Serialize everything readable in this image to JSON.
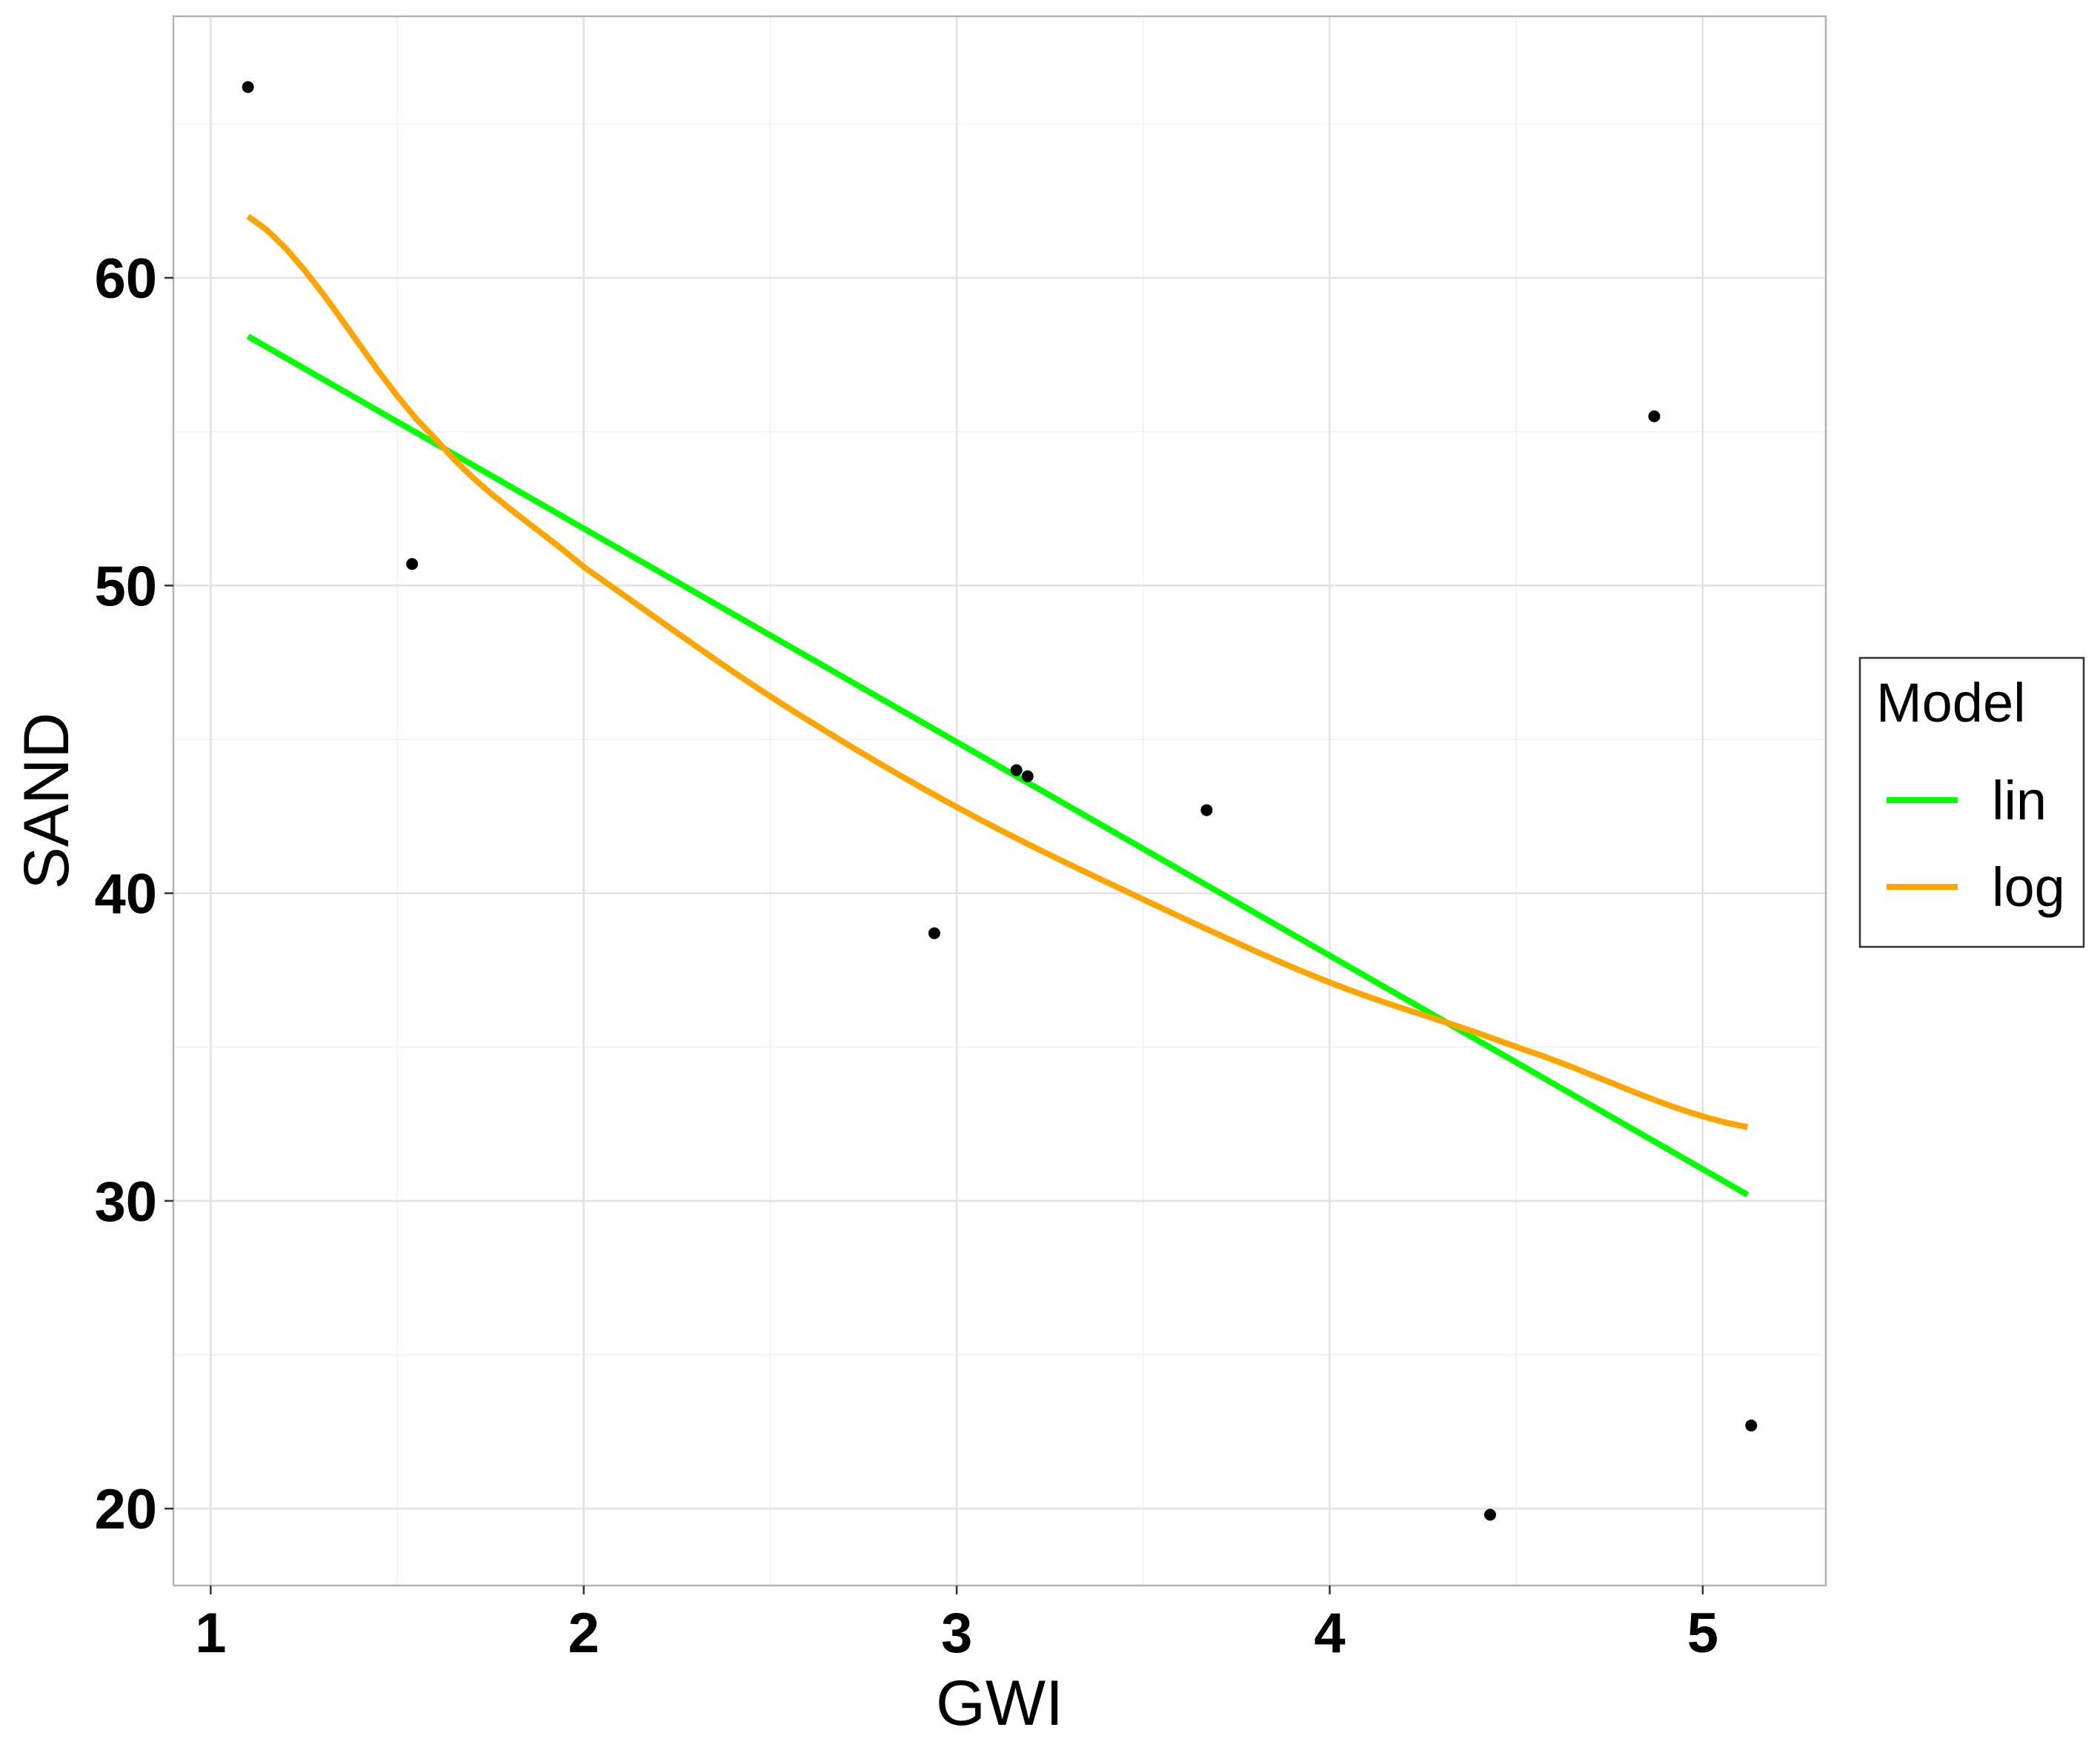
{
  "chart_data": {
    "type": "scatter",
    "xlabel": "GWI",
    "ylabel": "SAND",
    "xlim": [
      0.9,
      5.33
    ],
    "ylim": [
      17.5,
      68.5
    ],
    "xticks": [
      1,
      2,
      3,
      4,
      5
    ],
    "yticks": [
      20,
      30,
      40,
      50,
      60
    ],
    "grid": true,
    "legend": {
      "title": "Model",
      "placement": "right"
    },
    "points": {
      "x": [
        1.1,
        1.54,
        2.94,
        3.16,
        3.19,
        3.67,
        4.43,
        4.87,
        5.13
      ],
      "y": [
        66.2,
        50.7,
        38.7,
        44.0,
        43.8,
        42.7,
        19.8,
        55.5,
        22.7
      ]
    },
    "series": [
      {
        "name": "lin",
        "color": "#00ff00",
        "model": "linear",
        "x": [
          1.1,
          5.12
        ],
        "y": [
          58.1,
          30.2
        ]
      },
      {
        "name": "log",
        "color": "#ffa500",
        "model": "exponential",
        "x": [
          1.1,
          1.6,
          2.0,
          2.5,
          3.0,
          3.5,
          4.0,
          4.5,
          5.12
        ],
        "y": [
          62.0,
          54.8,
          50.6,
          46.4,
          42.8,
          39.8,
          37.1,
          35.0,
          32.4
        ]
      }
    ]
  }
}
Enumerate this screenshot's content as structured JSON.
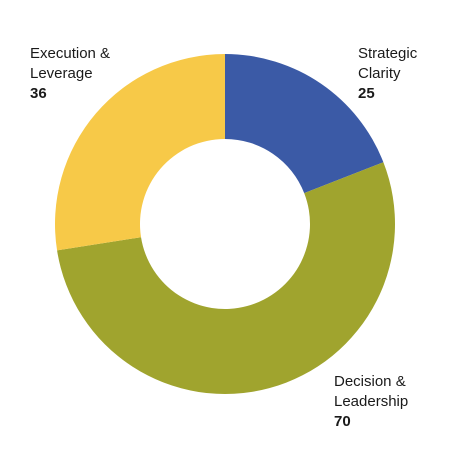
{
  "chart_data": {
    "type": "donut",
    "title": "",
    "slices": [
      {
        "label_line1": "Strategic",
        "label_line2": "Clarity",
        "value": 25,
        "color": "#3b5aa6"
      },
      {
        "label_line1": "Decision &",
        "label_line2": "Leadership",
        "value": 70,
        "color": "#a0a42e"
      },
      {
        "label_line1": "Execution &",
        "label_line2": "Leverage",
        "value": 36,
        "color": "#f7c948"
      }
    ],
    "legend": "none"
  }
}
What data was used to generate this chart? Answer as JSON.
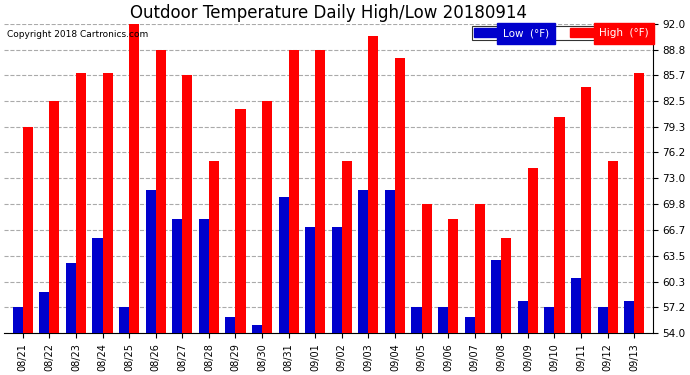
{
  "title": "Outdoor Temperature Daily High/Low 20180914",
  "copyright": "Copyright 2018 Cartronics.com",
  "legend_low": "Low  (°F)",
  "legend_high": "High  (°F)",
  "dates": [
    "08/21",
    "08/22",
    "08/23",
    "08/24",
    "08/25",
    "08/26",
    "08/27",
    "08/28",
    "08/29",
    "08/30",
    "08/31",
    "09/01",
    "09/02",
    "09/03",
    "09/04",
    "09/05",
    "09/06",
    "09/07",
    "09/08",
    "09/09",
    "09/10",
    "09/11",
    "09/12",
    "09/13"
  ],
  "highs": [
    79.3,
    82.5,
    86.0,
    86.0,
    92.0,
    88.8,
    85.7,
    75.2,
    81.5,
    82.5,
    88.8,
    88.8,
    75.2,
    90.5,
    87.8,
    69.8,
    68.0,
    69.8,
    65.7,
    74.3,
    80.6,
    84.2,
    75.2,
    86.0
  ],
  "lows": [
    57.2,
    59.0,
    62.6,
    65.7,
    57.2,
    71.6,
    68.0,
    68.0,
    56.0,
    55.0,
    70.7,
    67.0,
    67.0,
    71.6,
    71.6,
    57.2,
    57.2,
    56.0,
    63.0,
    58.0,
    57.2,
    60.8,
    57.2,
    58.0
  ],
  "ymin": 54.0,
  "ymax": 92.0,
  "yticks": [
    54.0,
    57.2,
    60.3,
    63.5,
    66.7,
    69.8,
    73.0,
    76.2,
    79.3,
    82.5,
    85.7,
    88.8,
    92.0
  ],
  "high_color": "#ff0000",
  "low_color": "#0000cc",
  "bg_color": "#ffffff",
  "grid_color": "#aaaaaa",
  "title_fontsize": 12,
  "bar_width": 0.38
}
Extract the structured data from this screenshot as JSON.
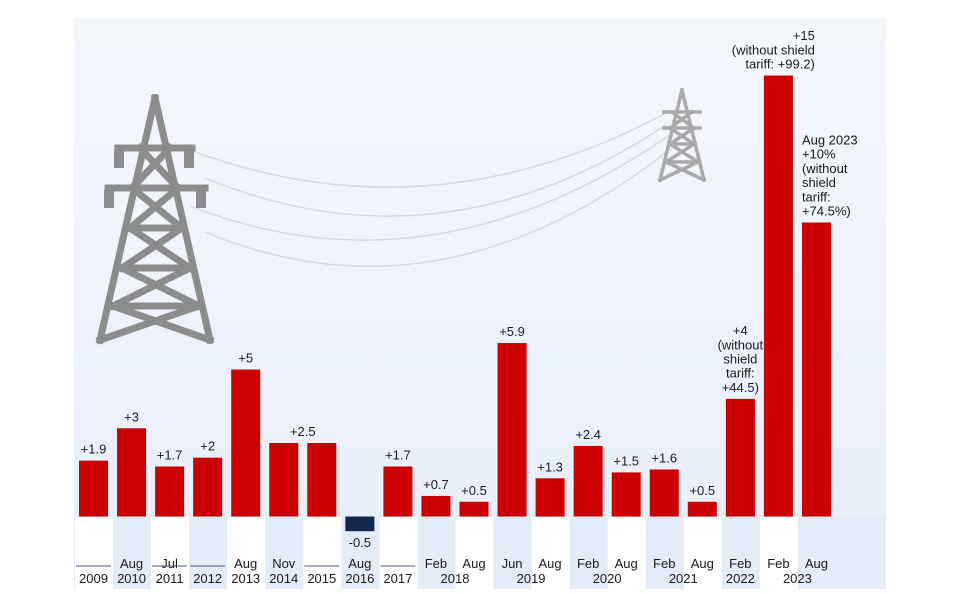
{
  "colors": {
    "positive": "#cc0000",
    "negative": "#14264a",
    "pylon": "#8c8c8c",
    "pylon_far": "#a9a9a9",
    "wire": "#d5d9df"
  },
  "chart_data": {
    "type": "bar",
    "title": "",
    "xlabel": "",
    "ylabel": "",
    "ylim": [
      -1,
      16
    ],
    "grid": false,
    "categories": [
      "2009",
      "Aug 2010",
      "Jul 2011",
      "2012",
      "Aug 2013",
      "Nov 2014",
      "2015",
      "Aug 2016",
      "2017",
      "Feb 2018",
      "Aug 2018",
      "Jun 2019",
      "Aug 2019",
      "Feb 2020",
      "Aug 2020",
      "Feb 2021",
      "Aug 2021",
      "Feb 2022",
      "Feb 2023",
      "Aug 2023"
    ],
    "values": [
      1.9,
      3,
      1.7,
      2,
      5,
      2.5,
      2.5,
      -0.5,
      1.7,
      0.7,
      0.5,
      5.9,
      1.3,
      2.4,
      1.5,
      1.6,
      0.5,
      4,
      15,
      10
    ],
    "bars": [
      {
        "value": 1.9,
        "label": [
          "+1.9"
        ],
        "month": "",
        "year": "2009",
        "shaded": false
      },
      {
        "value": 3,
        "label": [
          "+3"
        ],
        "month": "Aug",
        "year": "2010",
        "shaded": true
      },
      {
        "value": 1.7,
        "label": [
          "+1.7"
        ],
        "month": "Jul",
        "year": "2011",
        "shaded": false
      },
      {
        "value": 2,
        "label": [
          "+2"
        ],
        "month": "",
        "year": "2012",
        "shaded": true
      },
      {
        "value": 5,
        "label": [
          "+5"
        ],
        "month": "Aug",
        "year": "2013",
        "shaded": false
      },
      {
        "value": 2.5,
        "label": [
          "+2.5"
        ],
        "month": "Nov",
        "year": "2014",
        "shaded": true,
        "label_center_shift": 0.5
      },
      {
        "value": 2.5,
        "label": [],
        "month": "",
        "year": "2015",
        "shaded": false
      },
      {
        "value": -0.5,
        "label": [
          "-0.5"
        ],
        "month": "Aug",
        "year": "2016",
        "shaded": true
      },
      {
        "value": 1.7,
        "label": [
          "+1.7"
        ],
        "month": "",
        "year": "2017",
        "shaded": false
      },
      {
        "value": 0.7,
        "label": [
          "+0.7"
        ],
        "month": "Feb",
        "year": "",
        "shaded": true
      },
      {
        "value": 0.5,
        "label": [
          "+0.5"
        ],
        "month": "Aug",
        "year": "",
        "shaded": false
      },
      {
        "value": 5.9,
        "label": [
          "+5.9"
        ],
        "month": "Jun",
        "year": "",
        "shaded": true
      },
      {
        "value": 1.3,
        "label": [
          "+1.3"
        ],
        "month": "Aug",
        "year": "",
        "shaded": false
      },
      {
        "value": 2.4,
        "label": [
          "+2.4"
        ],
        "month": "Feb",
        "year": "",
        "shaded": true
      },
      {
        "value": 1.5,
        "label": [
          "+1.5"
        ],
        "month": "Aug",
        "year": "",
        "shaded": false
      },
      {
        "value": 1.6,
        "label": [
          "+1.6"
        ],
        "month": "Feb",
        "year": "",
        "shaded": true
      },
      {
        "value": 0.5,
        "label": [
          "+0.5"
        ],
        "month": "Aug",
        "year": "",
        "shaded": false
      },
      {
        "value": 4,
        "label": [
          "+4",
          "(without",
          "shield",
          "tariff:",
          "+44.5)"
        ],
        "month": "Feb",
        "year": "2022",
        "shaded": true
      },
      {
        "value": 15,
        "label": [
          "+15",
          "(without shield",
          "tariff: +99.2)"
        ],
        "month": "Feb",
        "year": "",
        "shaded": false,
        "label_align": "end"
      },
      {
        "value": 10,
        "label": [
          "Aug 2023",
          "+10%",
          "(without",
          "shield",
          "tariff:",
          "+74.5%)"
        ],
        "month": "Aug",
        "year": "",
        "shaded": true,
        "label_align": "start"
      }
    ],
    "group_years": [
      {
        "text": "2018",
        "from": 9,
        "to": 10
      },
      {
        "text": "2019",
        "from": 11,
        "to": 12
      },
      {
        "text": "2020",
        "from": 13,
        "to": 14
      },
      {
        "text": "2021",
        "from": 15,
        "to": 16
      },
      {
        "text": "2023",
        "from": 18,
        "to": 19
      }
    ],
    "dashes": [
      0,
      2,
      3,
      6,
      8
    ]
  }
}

THE PROBLEM
Locate the lines above that hold the word "from". Show every one of them.

WRITTEN ANSWER
Extract the structured data from this screenshot as JSON.
        "from": 9,
        "from": 11,
        "from": 13,
        "from": 15,
        "from": 18,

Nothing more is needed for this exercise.